Problem description
Reproduce verbatim every line from the one containing "x-tick-label: 0% bbox=[209, 719, 233, 743]" down to the one containing "x-tick-mark bbox=[222, 712, 224, 716]", both included.

Data provided

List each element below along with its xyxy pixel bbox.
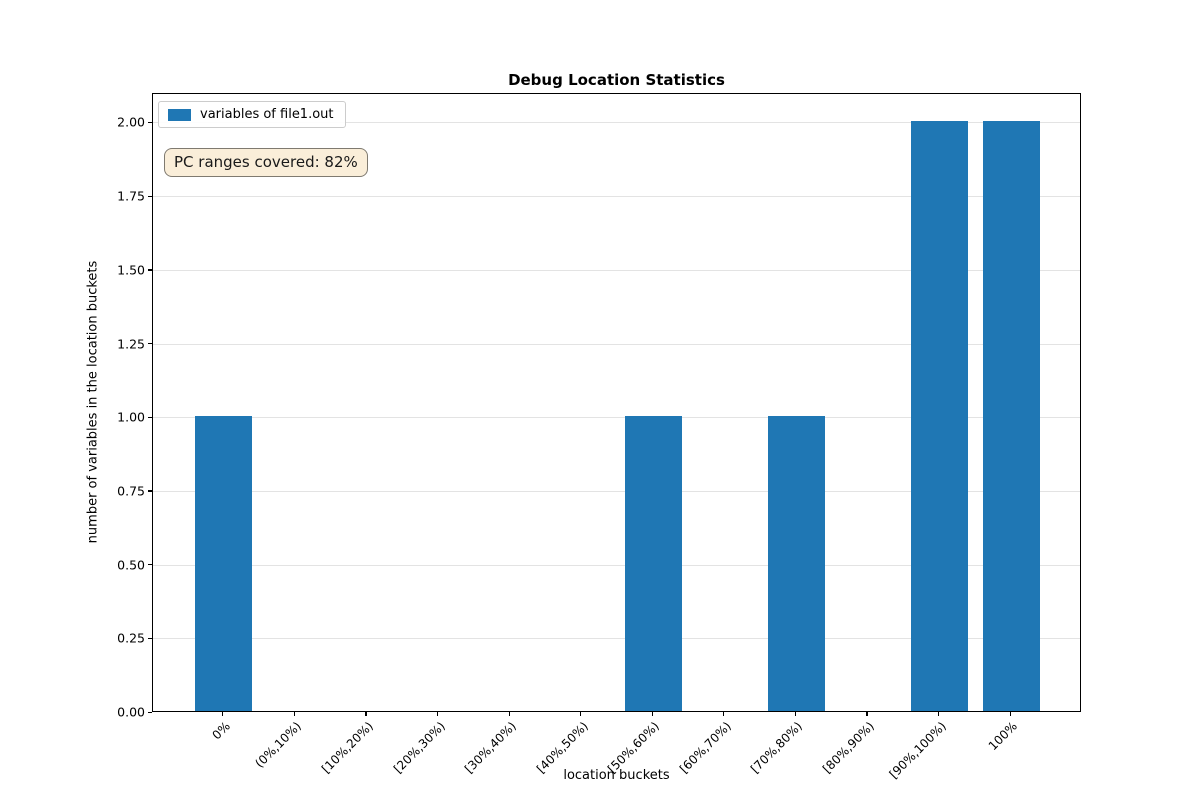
x-tick-label: 0% bbox=[209, 719, 233, 743]
y-axis-label: number of variables in the location buck… bbox=[85, 260, 101, 544]
x-axis-label: location buckets bbox=[563, 768, 670, 783]
y-tick-mark bbox=[148, 564, 152, 566]
y-tick-label: 0.75 bbox=[117, 483, 145, 499]
x-tick-mark bbox=[794, 712, 797, 716]
x-tick-mark bbox=[365, 712, 367, 716]
y-tick-mark bbox=[148, 343, 152, 345]
y-tick-label: 1.50 bbox=[117, 262, 145, 278]
bar-[90%,100%) bbox=[910, 121, 969, 711]
y-tick-label: 0.25 bbox=[117, 630, 145, 646]
gridline bbox=[153, 490, 1080, 492]
legend-swatch bbox=[168, 108, 191, 121]
bar-100% bbox=[982, 121, 1040, 711]
y-tick-label: 0.00 bbox=[117, 704, 145, 720]
y-tick-mark bbox=[148, 637, 152, 639]
y-tick-mark bbox=[148, 416, 152, 418]
y-tick-mark bbox=[148, 121, 152, 124]
x-tick-mark bbox=[723, 712, 725, 716]
x-tick-mark bbox=[1009, 712, 1011, 716]
gridline bbox=[153, 122, 1080, 124]
chart-title: Debug Location Statistics bbox=[508, 71, 725, 89]
gridline bbox=[153, 196, 1080, 198]
bar-[50%,60%) bbox=[624, 416, 682, 711]
x-tick-mark bbox=[508, 712, 510, 716]
y-tick-label: 1.75 bbox=[117, 188, 145, 204]
x-tick-mark bbox=[222, 712, 224, 716]
x-tick-mark bbox=[651, 712, 653, 716]
legend-label: variables of file1.out bbox=[200, 107, 334, 122]
y-tick-label: 1.00 bbox=[117, 409, 145, 425]
gridline bbox=[153, 417, 1080, 419]
x-tick-mark bbox=[293, 712, 295, 716]
x-tick-mark bbox=[937, 712, 940, 716]
gridline bbox=[153, 269, 1080, 271]
gridline bbox=[153, 564, 1080, 566]
y-tick-mark bbox=[148, 195, 152, 197]
bar-[70%,80%) bbox=[767, 416, 826, 711]
x-tick-mark bbox=[436, 712, 439, 716]
bar-0% bbox=[195, 416, 253, 711]
plot-area: variables of file1.out PC ranges covered… bbox=[152, 93, 1081, 712]
y-tick-mark bbox=[148, 269, 152, 271]
y-tick-mark bbox=[148, 711, 152, 713]
annotation-box: PC ranges covered: 82% bbox=[164, 148, 368, 177]
y-tick-label: 1.25 bbox=[117, 336, 145, 352]
x-tick-mark bbox=[866, 712, 868, 716]
gridline bbox=[153, 343, 1080, 345]
y-tick-mark bbox=[148, 490, 152, 492]
y-tick-label: 0.50 bbox=[117, 557, 145, 573]
gridline bbox=[153, 638, 1080, 640]
legend: variables of file1.out bbox=[158, 101, 346, 128]
x-tick-mark bbox=[580, 712, 582, 716]
y-tick-label: 2.00 bbox=[117, 114, 145, 130]
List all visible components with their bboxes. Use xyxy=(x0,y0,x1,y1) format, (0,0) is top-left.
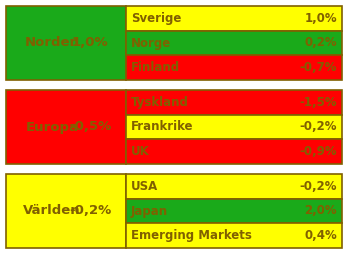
Text: Tyskland: Tyskland xyxy=(131,96,189,109)
Text: -0,5%: -0,5% xyxy=(69,120,111,134)
Text: Norden: Norden xyxy=(25,37,79,50)
Text: -0,7%: -0,7% xyxy=(300,61,337,74)
Text: Frankrike: Frankrike xyxy=(131,120,193,134)
Bar xyxy=(6,174,126,248)
Text: -0,2%: -0,2% xyxy=(300,120,337,134)
Bar xyxy=(6,90,126,164)
Text: Japan: Japan xyxy=(131,204,168,217)
Bar xyxy=(126,6,342,31)
Text: 1,0%: 1,0% xyxy=(72,37,108,50)
Text: USA: USA xyxy=(131,180,158,193)
Bar xyxy=(126,223,342,248)
Bar xyxy=(6,6,126,80)
Text: Emerging Markets: Emerging Markets xyxy=(131,229,252,242)
Bar xyxy=(126,139,342,164)
Bar xyxy=(126,90,342,115)
Text: 2,0%: 2,0% xyxy=(304,204,337,217)
Bar xyxy=(126,31,342,55)
Text: 0,2%: 0,2% xyxy=(304,37,337,50)
Text: Sverige: Sverige xyxy=(131,12,181,25)
Text: -0,2%: -0,2% xyxy=(69,204,111,217)
Text: Norge: Norge xyxy=(131,37,171,50)
Bar xyxy=(126,115,342,139)
Text: -0,2%: -0,2% xyxy=(300,180,337,193)
Bar xyxy=(126,55,342,80)
Text: Världen: Världen xyxy=(23,204,81,217)
Text: UK: UK xyxy=(131,145,150,158)
Text: 1,0%: 1,0% xyxy=(304,12,337,25)
Text: Europa: Europa xyxy=(25,120,79,134)
Bar xyxy=(126,174,342,199)
Text: 0,4%: 0,4% xyxy=(304,229,337,242)
Text: -1,5%: -1,5% xyxy=(299,96,337,109)
Text: -0,9%: -0,9% xyxy=(299,145,337,158)
Text: Finland: Finland xyxy=(131,61,180,74)
Bar xyxy=(126,199,342,223)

Completed exercise
x-tick-label: 0% bbox=[209, 719, 233, 743]
y-axis-label: number of variables in the location buck… bbox=[85, 260, 101, 544]
x-axis-label: location buckets bbox=[563, 768, 670, 783]
y-tick-mark bbox=[148, 564, 152, 566]
y-tick-label: 0.75 bbox=[117, 483, 145, 499]
x-tick-mark bbox=[794, 712, 797, 716]
x-tick-mark bbox=[365, 712, 367, 716]
y-tick-mark bbox=[148, 343, 152, 345]
y-tick-label: 1.50 bbox=[117, 262, 145, 278]
bar-[90%,100%) bbox=[910, 121, 969, 711]
y-tick-label: 0.25 bbox=[117, 630, 145, 646]
gridline bbox=[153, 490, 1080, 492]
legend-swatch bbox=[168, 108, 191, 121]
bar-100% bbox=[982, 121, 1040, 711]
y-tick-label: 0.00 bbox=[117, 704, 145, 720]
y-tick-mark bbox=[148, 637, 152, 639]
y-tick-mark bbox=[148, 416, 152, 418]
y-tick-mark bbox=[148, 121, 152, 124]
x-tick-mark bbox=[723, 712, 725, 716]
x-tick-mark bbox=[1009, 712, 1011, 716]
gridline bbox=[153, 122, 1080, 124]
chart-title: Debug Location Statistics bbox=[508, 71, 725, 89]
gridline bbox=[153, 196, 1080, 198]
bar-[50%,60%) bbox=[624, 416, 682, 711]
x-tick-mark bbox=[508, 712, 510, 716]
y-tick-label: 1.75 bbox=[117, 188, 145, 204]
x-tick-mark bbox=[222, 712, 224, 716]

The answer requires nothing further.